* [Problem statement]: Your task is to print every entry below exactly as given.

* [Exercise inputs]:
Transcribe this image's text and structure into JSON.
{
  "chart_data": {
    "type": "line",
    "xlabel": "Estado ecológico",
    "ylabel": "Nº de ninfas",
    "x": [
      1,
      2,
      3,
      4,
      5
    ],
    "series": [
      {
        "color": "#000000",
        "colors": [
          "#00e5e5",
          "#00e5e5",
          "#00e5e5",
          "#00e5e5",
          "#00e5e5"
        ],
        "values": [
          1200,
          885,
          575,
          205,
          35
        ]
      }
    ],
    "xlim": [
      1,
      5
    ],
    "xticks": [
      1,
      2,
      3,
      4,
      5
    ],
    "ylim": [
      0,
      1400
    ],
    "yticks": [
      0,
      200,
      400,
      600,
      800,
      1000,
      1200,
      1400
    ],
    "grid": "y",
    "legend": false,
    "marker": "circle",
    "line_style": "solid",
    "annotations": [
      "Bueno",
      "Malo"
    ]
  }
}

* [Output of the exercise]:
Transcribe this image's text and structure into JSON.
{
  "chart_data": {
    "type": "line",
    "xlabel": "Estado ecológico",
    "ylabel": "Nº de ninfas",
    "x": [
      1,
      2,
      3,
      4,
      5
    ],
    "series": [
      {
        "color": "#000000",
        "colors": [
          "#00e5e5",
          "#00e5e5",
          "#00e5e5",
          "#00e5e5",
          "#00e5e5"
        ],
        "values": [
          1200,
          885,
          575,
          205,
          35
        ]
      }
    ],
    "xlim": [
      1,
      5
    ],
    "xticks": [
      1,
      2,
      3,
      4,
      5
    ],
    "ylim": [
      0,
      1400
    ],
    "yticks": [
      0,
      200,
      400,
      600,
      800,
      1000,
      1200,
      1400
    ],
    "grid": "y",
    "legend": false,
    "marker": "circle",
    "line_style": "solid",
    "annotations": [
      "Bueno",
      "Malo"
    ]
  }
}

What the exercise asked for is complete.